Restate the data word for word and leave the images out.

-- START Extracted data --

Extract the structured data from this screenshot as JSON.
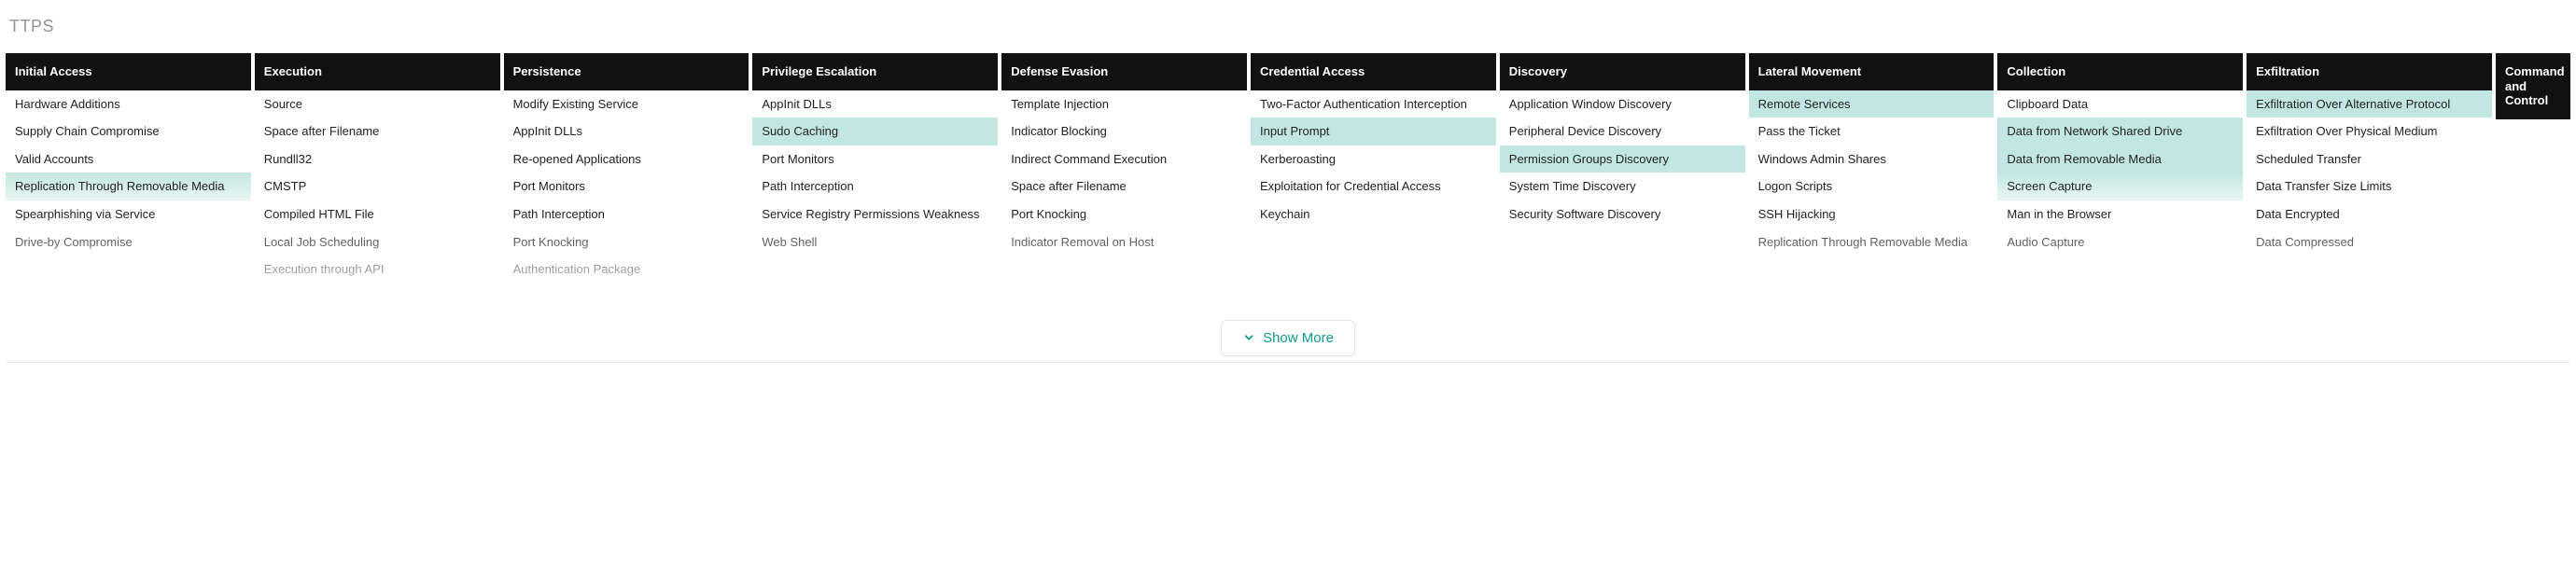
{
  "title": "TTPS",
  "show_more_label": "Show More",
  "columns": [
    {
      "header": "Initial Access",
      "items": [
        {
          "label": "Hardware Additions"
        },
        {
          "label": "Supply Chain Compromise"
        },
        {
          "label": "Valid Accounts"
        },
        {
          "label": "Replication Through Removable Media",
          "hlGrad": true
        },
        {
          "label": "Spearphishing via Service"
        },
        {
          "label": "Drive-by Compromise"
        }
      ]
    },
    {
      "header": "Execution",
      "items": [
        {
          "label": "Source"
        },
        {
          "label": "Space after Filename"
        },
        {
          "label": "Rundll32"
        },
        {
          "label": "CMSTP"
        },
        {
          "label": "Compiled HTML File"
        },
        {
          "label": "Local Job Scheduling"
        },
        {
          "label": "Execution through API"
        }
      ]
    },
    {
      "header": "Persistence",
      "items": [
        {
          "label": "Modify Existing Service"
        },
        {
          "label": "AppInit DLLs"
        },
        {
          "label": "Re-opened Applications"
        },
        {
          "label": "Port Monitors"
        },
        {
          "label": "Path Interception"
        },
        {
          "label": "Port Knocking"
        },
        {
          "label": "Authentication Package"
        }
      ]
    },
    {
      "header": "Privilege Escalation",
      "items": [
        {
          "label": "AppInit DLLs"
        },
        {
          "label": "Sudo Caching",
          "hl": true
        },
        {
          "label": "Port Monitors"
        },
        {
          "label": "Path Interception"
        },
        {
          "label": "Service Registry Permissions Weakness"
        },
        {
          "label": "Web Shell"
        }
      ]
    },
    {
      "header": "Defense Evasion",
      "items": [
        {
          "label": "Template Injection"
        },
        {
          "label": "Indicator Blocking"
        },
        {
          "label": "Indirect Command Execution"
        },
        {
          "label": "Space after Filename"
        },
        {
          "label": "Port Knocking"
        },
        {
          "label": "Indicator Removal on Host"
        }
      ]
    },
    {
      "header": "Credential Access",
      "items": [
        {
          "label": "Two-Factor Authentication Interception"
        },
        {
          "label": "Input Prompt",
          "hl": true
        },
        {
          "label": "Kerberoasting"
        },
        {
          "label": "Exploitation for Credential Access"
        },
        {
          "label": "Keychain"
        }
      ]
    },
    {
      "header": "Discovery",
      "items": [
        {
          "label": "Application Window Discovery"
        },
        {
          "label": "Peripheral Device Discovery"
        },
        {
          "label": "Permission Groups Discovery",
          "hl": true
        },
        {
          "label": "System Time Discovery"
        },
        {
          "label": "Security Software Discovery"
        }
      ]
    },
    {
      "header": "Lateral Movement",
      "items": [
        {
          "label": "Remote Services",
          "hl": true
        },
        {
          "label": "Pass the Ticket"
        },
        {
          "label": "Windows Admin Shares"
        },
        {
          "label": "Logon Scripts"
        },
        {
          "label": "SSH Hijacking"
        },
        {
          "label": "Replication Through Removable Media"
        }
      ]
    },
    {
      "header": "Collection",
      "items": [
        {
          "label": "Clipboard Data"
        },
        {
          "label": "Data from Network Shared Drive",
          "hl": true
        },
        {
          "label": "Data from Removable Media",
          "hl": true
        },
        {
          "label": "Screen Capture",
          "hlGrad": true
        },
        {
          "label": "Man in the Browser"
        },
        {
          "label": "Audio Capture"
        }
      ]
    },
    {
      "header": "Exfiltration",
      "items": [
        {
          "label": "Exfiltration Over Alternative Protocol",
          "hl": true
        },
        {
          "label": "Exfiltration Over Physical Medium"
        },
        {
          "label": "Scheduled Transfer"
        },
        {
          "label": "Data Transfer Size Limits"
        },
        {
          "label": "Data Encrypted"
        },
        {
          "label": "Data Compressed"
        }
      ]
    },
    {
      "header": "Command and Control",
      "narrow": true,
      "items": []
    }
  ]
}
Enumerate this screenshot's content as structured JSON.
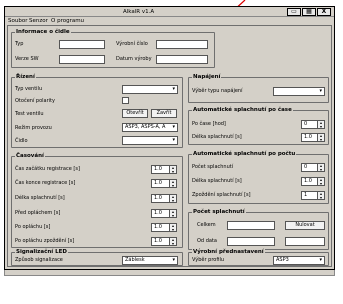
{
  "window": {
    "title": "AlkalR v1.A",
    "buttons": [
      "▭",
      "▦",
      "X"
    ]
  },
  "menu": [
    "Soubor",
    "Senzor",
    "O programu"
  ],
  "info": {
    "title": "Informace o čidle",
    "typ_label": "Typ",
    "verze_label": "Verze SW",
    "vyrobni_label": "Výrobní číslo",
    "datum_label": "Datum výroby"
  },
  "rizeni": {
    "title": "Řízení",
    "typ_ventilu_label": "Typ ventilu",
    "otoceni_label": "Otočení polarity",
    "test_label": "Test ventilu",
    "otevrit_label": "Otevřít",
    "zavrit_label": "Zavřít",
    "rezim_label": "Režim provozu",
    "rezim_value": "ASP3, ASPS-A, A",
    "cidlo_label": "Čidlo",
    "caret": "▾"
  },
  "napajeni": {
    "title": "Napájení",
    "vyber_label": "Výběr typu napájení"
  },
  "auto_cas": {
    "title": "Automatické splachnutí po čase",
    "po_case_label": "Po čase [hod]",
    "po_case_value": "0",
    "delka_label": "Délka splachnutí [s]",
    "delka_value": "1.0"
  },
  "casovani": {
    "title": "Časování",
    "rows": [
      {
        "label": "Čas začátku registrace [s]",
        "value": "1.0"
      },
      {
        "label": "Čas konce registrace [s]",
        "value": "1.0"
      },
      {
        "label": "Délka splachnutí [s]",
        "value": "1.0"
      },
      {
        "label": "Před opláchem [s]",
        "value": "1.0"
      },
      {
        "label": "Po opláchu [s]",
        "value": "1.0"
      },
      {
        "label": "Po opláchu zpoždění [s]",
        "value": "1.0"
      }
    ]
  },
  "auto_pocet": {
    "title": "Automatické splachnutí po počtu",
    "pocet_label": "Počet splachnutí",
    "pocet_value": "0",
    "delka_label": "Délka splachnutí [s]",
    "delka_value": "1.0",
    "zpozdeni_label": "Zpoždění splachnutí [s]",
    "zpozdeni_value": "1"
  },
  "pocet_splachnuti": {
    "title": "Počet splachnutí",
    "celkem_label": "Celkem",
    "nulovat_label": "Nulovat",
    "od_data_label": "Od data"
  },
  "led": {
    "title": "Signalizační LED",
    "zpusob_label": "Způsob signalizace",
    "zpusob_value": "Záblesk"
  },
  "vyrobni": {
    "title": "Výrobní přednastavení",
    "vyber_label": "Výběr profilu",
    "vyber_value": "ASP3"
  }
}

-- END Extracted data --

Task output
Extract the structured data from this screenshot as JSON.
{
  "title": "TTPS",
  "show_more_label": "Show More",
  "columns": [
    {
      "header": "Initial Access",
      "items": [
        {
          "label": "Hardware Additions"
        },
        {
          "label": "Supply Chain Compromise"
        },
        {
          "label": "Valid Accounts"
        },
        {
          "label": "Replication Through Removable Media",
          "hlGrad": true
        },
        {
          "label": "Spearphishing via Service"
        },
        {
          "label": "Drive-by Compromise"
        }
      ]
    },
    {
      "header": "Execution",
      "items": [
        {
          "label": "Source"
        },
        {
          "label": "Space after Filename"
        },
        {
          "label": "Rundll32"
        },
        {
          "label": "CMSTP"
        },
        {
          "label": "Compiled HTML File"
        },
        {
          "label": "Local Job Scheduling"
        },
        {
          "label": "Execution through API"
        }
      ]
    },
    {
      "header": "Persistence",
      "items": [
        {
          "label": "Modify Existing Service"
        },
        {
          "label": "AppInit DLLs"
        },
        {
          "label": "Re-opened Applications"
        },
        {
          "label": "Port Monitors"
        },
        {
          "label": "Path Interception"
        },
        {
          "label": "Port Knocking"
        },
        {
          "label": "Authentication Package"
        }
      ]
    },
    {
      "header": "Privilege Escalation",
      "items": [
        {
          "label": "AppInit DLLs"
        },
        {
          "label": "Sudo Caching",
          "hl": true
        },
        {
          "label": "Port Monitors"
        },
        {
          "label": "Path Interception"
        },
        {
          "label": "Service Registry Permissions Weakness"
        },
        {
          "label": "Web Shell"
        }
      ]
    },
    {
      "header": "Defense Evasion",
      "items": [
        {
          "label": "Template Injection"
        },
        {
          "label": "Indicator Blocking"
        },
        {
          "label": "Indirect Command Execution"
        },
        {
          "label": "Space after Filename"
        },
        {
          "label": "Port Knocking"
        },
        {
          "label": "Indicator Removal on Host"
        }
      ]
    },
    {
      "header": "Credential Access",
      "items": [
        {
          "label": "Two-Factor Authentication Interception"
        },
        {
          "label": "Input Prompt",
          "hl": true
        },
        {
          "label": "Kerberoasting"
        },
        {
          "label": "Exploitation for Credential Access"
        },
        {
          "label": "Keychain"
        }
      ]
    },
    {
      "header": "Discovery",
      "items": [
        {
          "label": "Application Window Discovery"
        },
        {
          "label": "Peripheral Device Discovery"
        },
        {
          "label": "Permission Groups Discovery",
          "hl": true
        },
        {
          "label": "System Time Discovery"
        },
        {
          "label": "Security Software Discovery"
        }
      ]
    },
    {
      "header": "Lateral Movement",
      "items": [
        {
          "label": "Remote Services",
          "hl": true
        },
        {
          "label": "Pass the Ticket"
        },
        {
          "label": "Windows Admin Shares"
        },
        {
          "label": "Logon Scripts"
        },
        {
          "label": "SSH Hijacking"
        },
        {
          "label": "Replication Through Removable Media"
        }
      ]
    },
    {
      "header": "Collection",
      "items": [
        {
          "label": "Clipboard Data"
        },
        {
          "label": "Data from Network Shared Drive",
          "hl": true
        },
        {
          "label": "Data from Removable Media",
          "hl": true
        },
        {
          "label": "Screen Capture",
          "hlGrad": true
        },
        {
          "label": "Man in the Browser"
        },
        {
          "label": "Audio Capture"
        }
      ]
    },
    {
      "header": "Exfiltration",
      "items": [
        {
          "label": "Exfiltration Over Alternative Protocol",
          "hl": true
        },
        {
          "label": "Exfiltration Over Physical Medium"
        },
        {
          "label": "Scheduled Transfer"
        },
        {
          "label": "Data Transfer Size Limits"
        },
        {
          "label": "Data Encrypted"
        },
        {
          "label": "Data Compressed"
        }
      ]
    },
    {
      "header": "Command and Control",
      "narrow": true,
      "items": []
    }
  ]
}
Enumerate this screenshot's content as structured JSON.
{
  "window": {
    "title": "AlkalR v1.A",
    "buttons": [
      "▭",
      "▦",
      "X"
    ]
  },
  "menu": [
    "Soubor",
    "Senzor",
    "O programu"
  ],
  "info": {
    "title": "Informace o čidle",
    "typ_label": "Typ",
    "verze_label": "Verze SW",
    "vyrobni_label": "Výrobní číslo",
    "datum_label": "Datum výroby"
  },
  "rizeni": {
    "title": "Řízení",
    "typ_ventilu_label": "Typ ventilu",
    "otoceni_label": "Otočení polarity",
    "test_label": "Test ventilu",
    "otevrit_label": "Otevřít",
    "zavrit_label": "Zavřít",
    "rezim_label": "Režim provozu",
    "rezim_value": "ASP3, ASPS-A, A",
    "cidlo_label": "Čidlo",
    "caret": "▾"
  },
  "napajeni": {
    "title": "Napájení",
    "vyber_label": "Výběr typu napájení"
  },
  "auto_cas": {
    "title": "Automatické splachnutí po čase",
    "po_case_label": "Po čase [hod]",
    "po_case_value": "0",
    "delka_label": "Délka splachnutí [s]",
    "delka_value": "1.0"
  },
  "casovani": {
    "title": "Časování",
    "rows": [
      {
        "label": "Čas začátku registrace [s]",
        "value": "1.0"
      },
      {
        "label": "Čas konce registrace [s]",
        "value": "1.0"
      },
      {
        "label": "Délka splachnutí [s]",
        "value": "1.0"
      },
      {
        "label": "Před opláchem [s]",
        "value": "1.0"
      },
      {
        "label": "Po opláchu [s]",
        "value": "1.0"
      },
      {
        "label": "Po opláchu zpoždění [s]",
        "value": "1.0"
      }
    ]
  },
  "auto_pocet": {
    "title": "Automatické splachnutí po počtu",
    "pocet_label": "Počet splachnutí",
    "pocet_value": "0",
    "delka_label": "Délka splachnutí [s]",
    "delka_value": "1.0",
    "zpozdeni_label": "Zpoždění splachnutí [s]",
    "zpozdeni_value": "1"
  },
  "pocet_splachnuti": {
    "title": "Počet splachnutí",
    "celkem_label": "Celkem",
    "nulovat_label": "Nulovat",
    "od_data_label": "Od data"
  },
  "led": {
    "title": "Signalizační LED",
    "zpusob_label": "Způsob signalizace",
    "zpusob_value": "Záblesk"
  },
  "vyrobni": {
    "title": "Výrobní přednastavení",
    "vyber_label": "Výběr profilu",
    "vyber_value": "ASP3"
  }
}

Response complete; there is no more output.